**Requirement**
Report how many lines contain the word "Backup", with no other text.

**Information supplied**
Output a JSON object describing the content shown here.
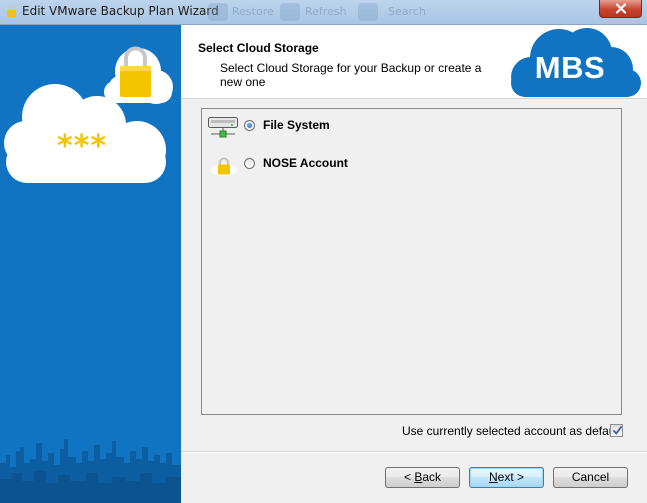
{
  "window": {
    "title": "Edit VMware Backup Plan Wizard",
    "background_toolbar": [
      "Restore",
      "Refresh",
      "Search"
    ]
  },
  "side_panel": {
    "cloud_text": "***"
  },
  "header": {
    "title": "Select Cloud Storage",
    "subtitle": "Select Cloud Storage for your Backup or create a new one",
    "logo_text": "MBS"
  },
  "storage_options": [
    {
      "label": "File System",
      "icon": "hard-drive-icon",
      "selected": true
    },
    {
      "label": "NOSE Account",
      "icon": "padlock-icon",
      "selected": false
    }
  ],
  "default_checkbox": {
    "label": "Use currently selected account as default",
    "checked": true
  },
  "buttons": {
    "back_prefix": "< ",
    "back_accel": "B",
    "back_rest": "ack",
    "next_accel": "N",
    "next_rest": "ext >",
    "cancel": "Cancel"
  },
  "colors": {
    "side_panel": "#1174c2",
    "logo_cloud": "#1174c2",
    "lock_gold": "#f5c400",
    "close_button": "#c7442f"
  }
}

**Solution to this exercise**
2